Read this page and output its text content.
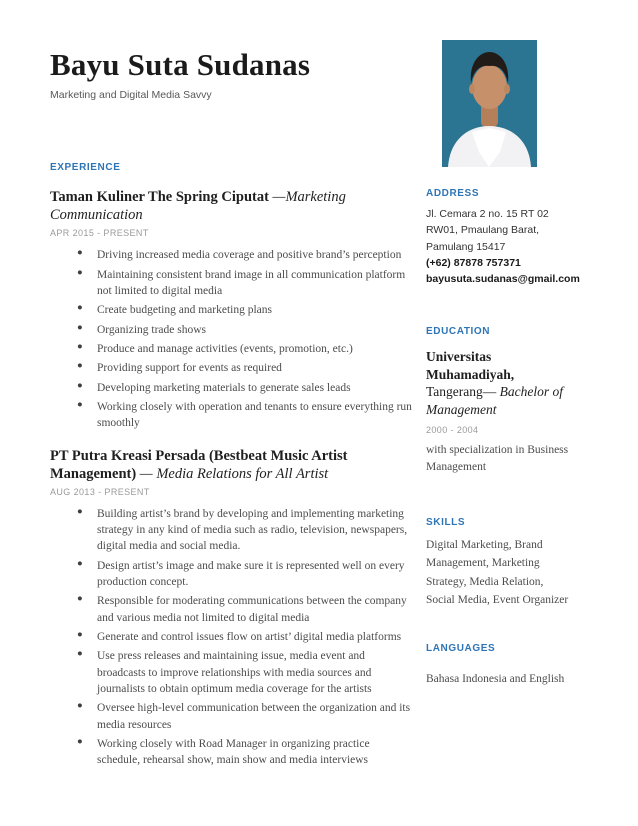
Bayu Suta Sudanas
Marketing and Digital Media Savvy
EXPERIENCE
Taman Kuliner The Spring Ciputat —Marketing Communication
APR 2015 - PRESENT
● Driving increased media coverage and positive brand’s perception
● Maintaining consistent brand image in all communication platform not limited to digital media
● Create budgeting and marketing plans
● Organizing trade shows
● Produce and manage activities (events, promotion, etc.)
● Providing support for events as required
● Developing marketing materials to generate sales leads
● Working closely with operation and tenants to ensure everything run smoothly
PT Putra Kreasi Persada (Bestbeat Music Artist Management) — Media Relations for All Artist
AUG 2013 - PRESENT
● Building artist’s brand by developing and implementing marketing strategy in any kind of media such as radio, television, newspapers, digital media and social media.
● Design artist’s image and make sure it is represented well on every production concept.
● Responsible for moderating communications between the company and various media not limited to digital media
● Generate and control issues flow on artist’ digital media platforms
● Use press releases and maintaining issue, media event and broadcasts to improve relationships with media sources and journalists to obtain optimum media coverage for the artists
● Oversee high-level communication between the organization and its media resources
● Working closely with Road Manager in organizing practice schedule, rehearsal show, main show and media interviews
ADDRESS
Jl. Cemara 2 no. 15 RT 02 RW01, Pmaulang Barat, Pamulang 15417
(+62) 87878 757371
bayusuta.sudanas@gmail.com
EDUCATION
Universitas Muhamadiyah, Tangerang— Bachelor of Management
2000 - 2004
with specialization in Business Management
SKILLS
Digital Marketing, Brand Management, Marketing Strategy, Media Relation, Social Media, Event Organizer
LANGUAGES
Bahasa Indonesia and English
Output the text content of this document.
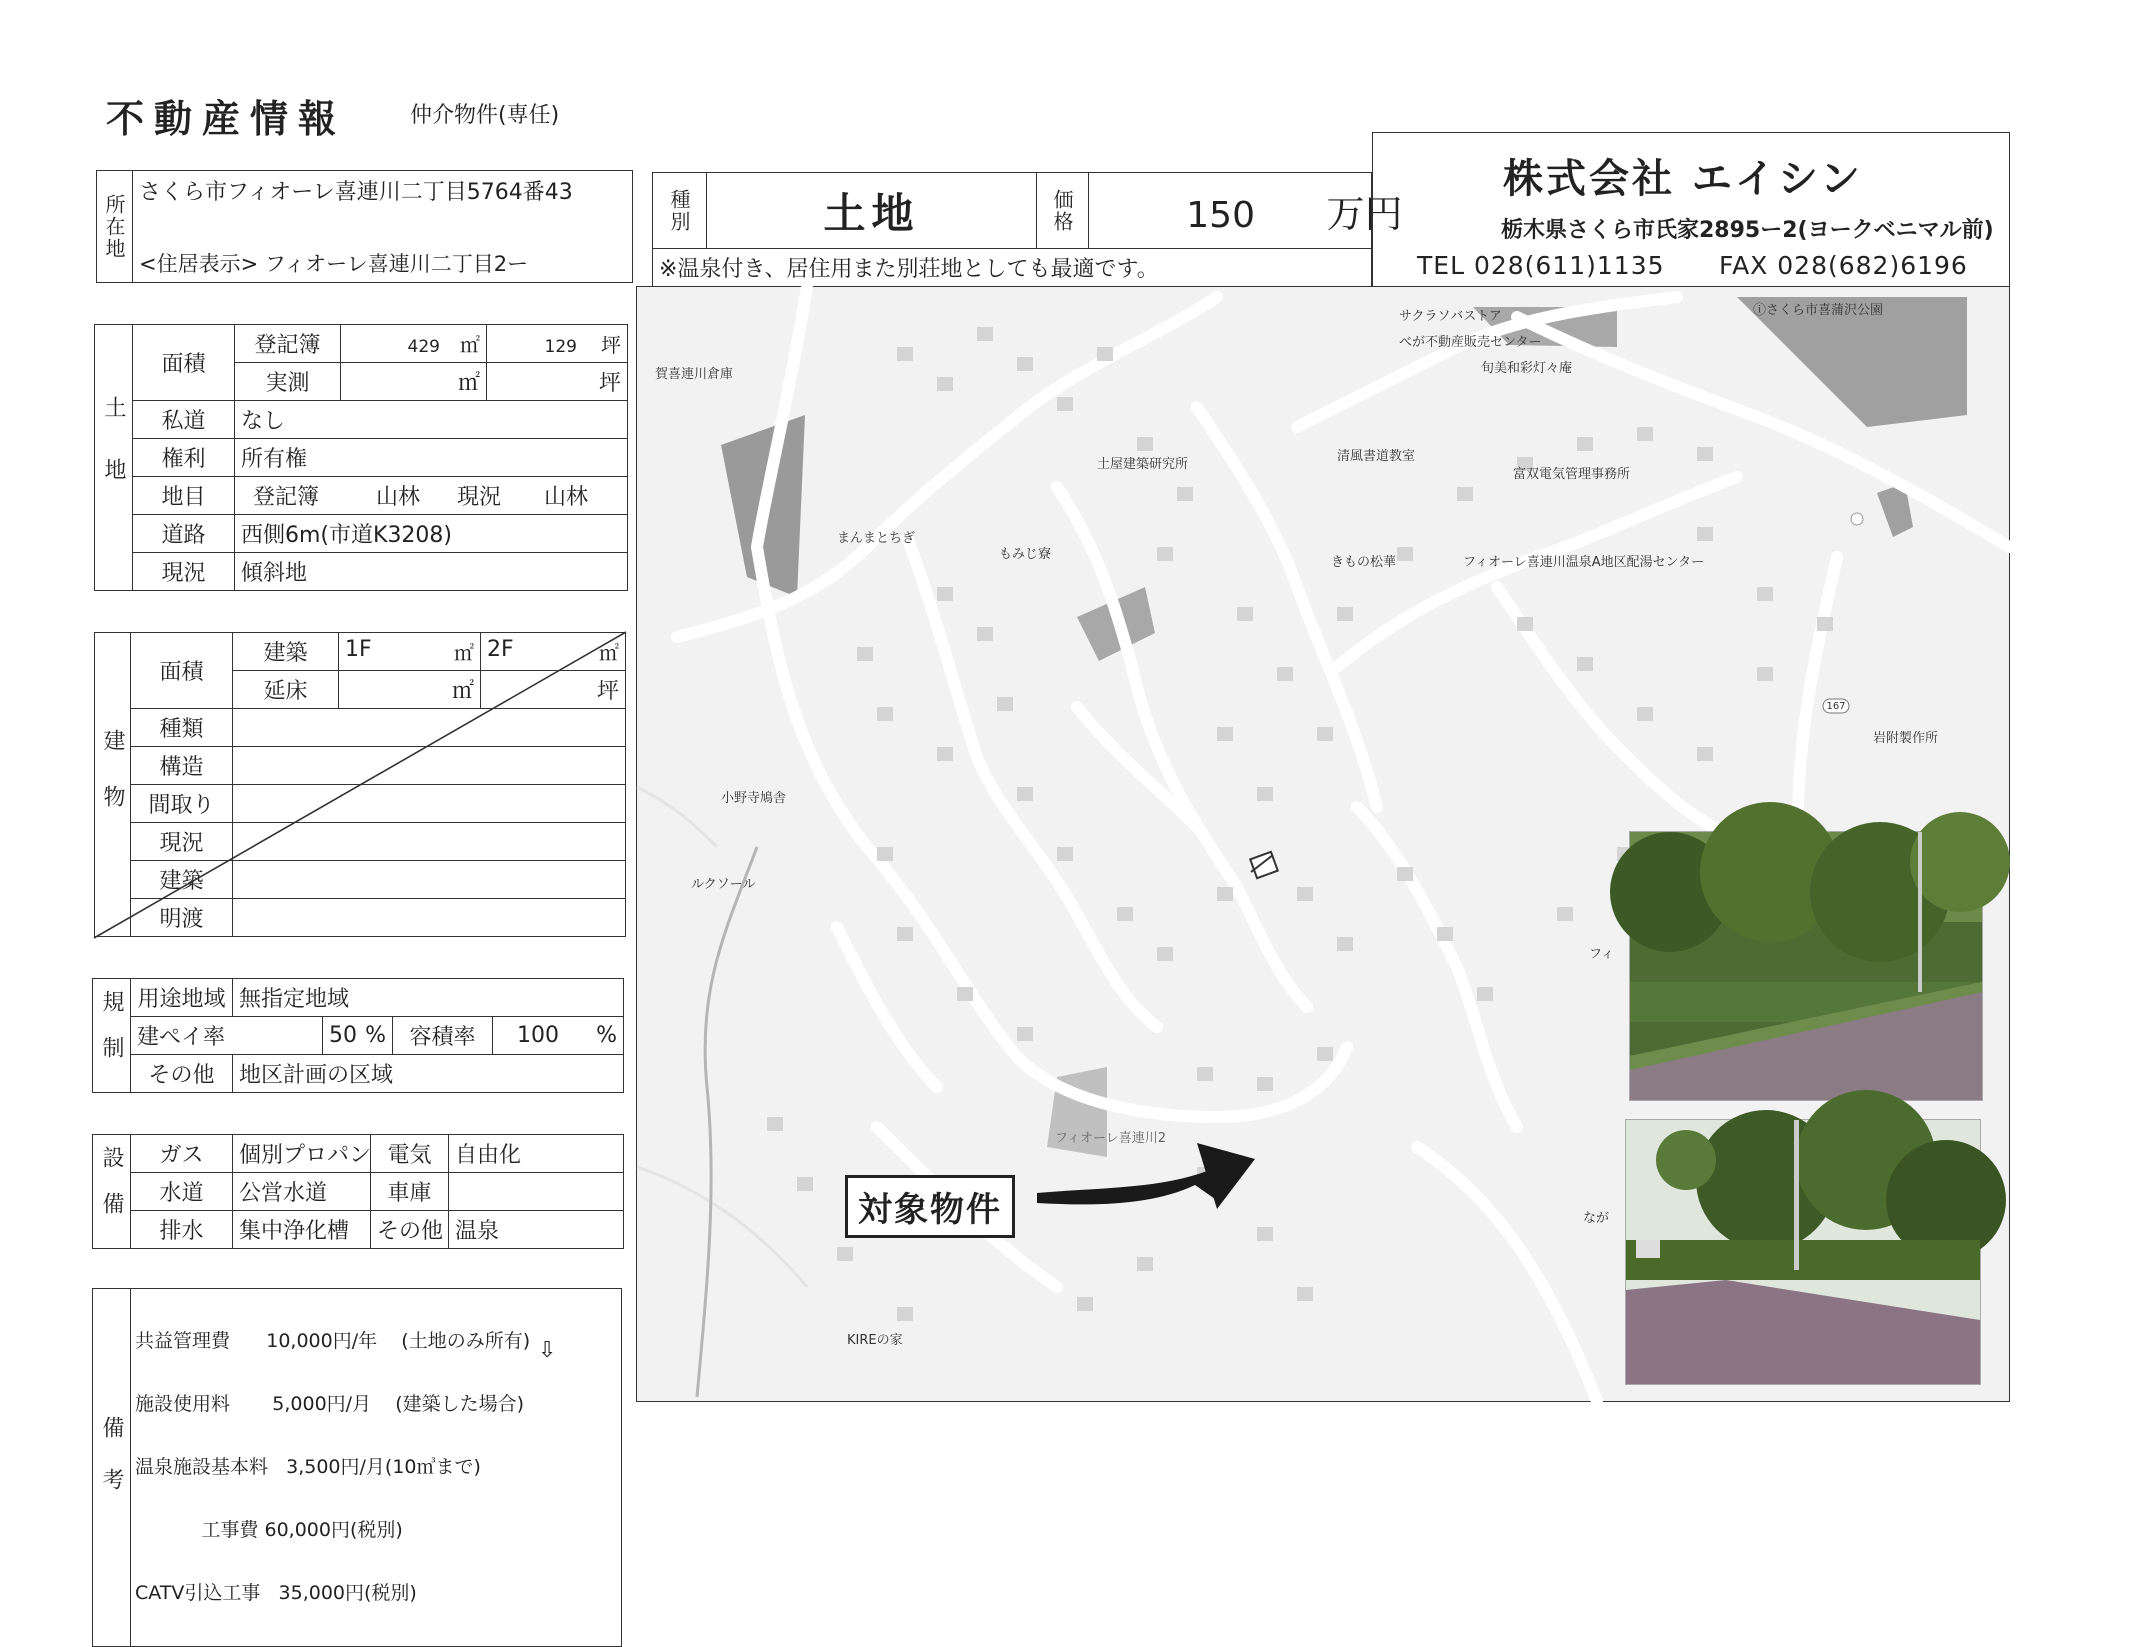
不動産情報	仲介物件(専任)
所在地	さくら市フィオーレ喜連川二丁目5764番43
<住居表示> フィオーレ喜連川二丁目2ー
種別	土地	価格	150 万円
※温泉付き、居住用また別荘地としても最適です。
株式会社 エイシン
栃木県さくら市氏家2895ー2(ヨークベニマル前)
TEL 028(611)1135 FAX 028(682)6196
土地	面積	登記簿	429 ㎡	129 坪
		実測	㎡	坪
	私道	なし		
	権利	所有権		
	地目	登記簿 山林 現況 山林		
	道路	西側6m(市道K3208)		
	現況	傾斜地		
建物	面積	建築	1F ㎡	2F ㎡

		延床	㎡	坪
	種類			
	構造			
	間取り			
	現況			
	建築			
	明渡			
規制	用途地域	無指定地域			
	建ぺイ率		50 %	容積率	100 %

	その他	地区計画の区域			
設備	ガス	個別プロパン	電気	自由化
	水道	公営水道	車庫	
	排水	集中浄化槽	その他	温泉
備考	

共益管理費      10,000円/年    (土地のみ所有)

施設使用料       5,000円/月    (建築した場合)

温泉施設基本料   3,500円/月(10㎥まで)

工事費 60,000円(税別)

CATV引込工事   35,000円(税別)

⇩
サクラソバストア
べが不動産販売センター
旬美和彩灯々庵
ⓘさくら市喜蒲沢公園
賀喜連川倉庫
土屋建築研究所
清風書道教室
富双電気管理事務所
まんまとちぎ
もみじ寮
きもの松華	フィオーレ喜連川温泉A地区配湯センター
167
岩附製作所
小野寺鳩舎
ルクソール
フィオーレ喜連川2
KIREの家
フィ
なが
対象物件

■ **THE EXERCISE**
Repeat everything in the records precisely. Images are excluded from the copy.

■ **REPLY TO THE EXERCISE**
Read this page and output its text content.
Bayu Suta Sudanas
Marketing and Digital Media Savvy
EXPERIENCE
Taman Kuliner The Spring Ciputat —Marketing Communication
APR 2015 - PRESENT
● Driving increased media coverage and positive brand’s perception
● Maintaining consistent brand image in all communication platform not limited to digital media
● Create budgeting and marketing plans
● Organizing trade shows
● Produce and manage activities (events, promotion, etc.)
● Providing support for events as required
● Developing marketing materials to generate sales leads
● Working closely with operation and tenants to ensure everything run smoothly
PT Putra Kreasi Persada (Bestbeat Music Artist Management) — Media Relations for All Artist
AUG 2013 - PRESENT
● Building artist’s brand by developing and implementing marketing strategy in any kind of media such as radio, television, newspapers, digital media and social media.
● Design artist’s image and make sure it is represented well on every production concept.
● Responsible for moderating communications between the company and various media not limited to digital media
● Generate and control issues flow on artist’ digital media platforms
● Use press releases and maintaining issue, media event and broadcasts to improve relationships with media sources and journalists to obtain optimum media coverage for the artists
● Oversee high-level communication between the organization and its media resources
● Working closely with Road Manager in organizing practice schedule, rehearsal show, main show and media interviews
ADDRESS
Jl. Cemara 2 no. 15 RT 02 RW01, Pmaulang Barat, Pamulang 15417
(+62) 87878 757371
bayusuta.sudanas@gmail.com
EDUCATION
Universitas Muhamadiyah, Tangerang— Bachelor of Management
2000 - 2004
with specialization in Business Management
SKILLS
Digital Marketing, Brand Management, Marketing Strategy, Media Relation, Social Media, Event Organizer
LANGUAGES
Bahasa Indonesia and English
Output the text content of this document.
不動産情報	仲介物件(専任)
所在地	さくら市フィオーレ喜連川二丁目5764番43
<住居表示> フィオーレ喜連川二丁目2ー
種別	土地	価格	150 万円
※温泉付き、居住用また別荘地としても最適です。
株式会社 エイシン
栃木県さくら市氏家2895ー2(ヨークベニマル前)
TEL 028(611)1135 FAX 028(682)6196
土地	面積	登記簿	429 ㎡	129 坪
		実測	㎡	坪
	私道	なし		
	権利	所有権		
	地目	登記簿 山林 現況 山林		
	道路	西側6m(市道K3208)		
	現況	傾斜地		
建物	面積	建築	1F ㎡	2F ㎡

		延床	㎡	坪
	種類			
	構造			
	間取り			
	現況			
	建築			
	明渡			
規制	用途地域	無指定地域			
	建ぺイ率		50 %	容積率	100 %

	その他	地区計画の区域			
設備	ガス	個別プロパン	電気	自由化
	水道	公営水道	車庫	
	排水	集中浄化槽	その他	温泉
備考	

共益管理費      10,000円/年    (土地のみ所有)

施設使用料       5,000円/月    (建築した場合)

温泉施設基本料   3,500円/月(10㎥まで)

工事費 60,000円(税別)

CATV引込工事   35,000円(税別)

⇩
サクラソバストア
べが不動産販売センター
旬美和彩灯々庵
ⓘさくら市喜蒲沢公園
賀喜連川倉庫
土屋建築研究所
清風書道教室
富双電気管理事務所
まんまとちぎ
もみじ寮
きもの松華	フィオーレ喜連川温泉A地区配湯センター
167
岩附製作所
小野寺鳩舎
ルクソール
フィオーレ喜連川2
KIREの家
フィ
なが
対象物件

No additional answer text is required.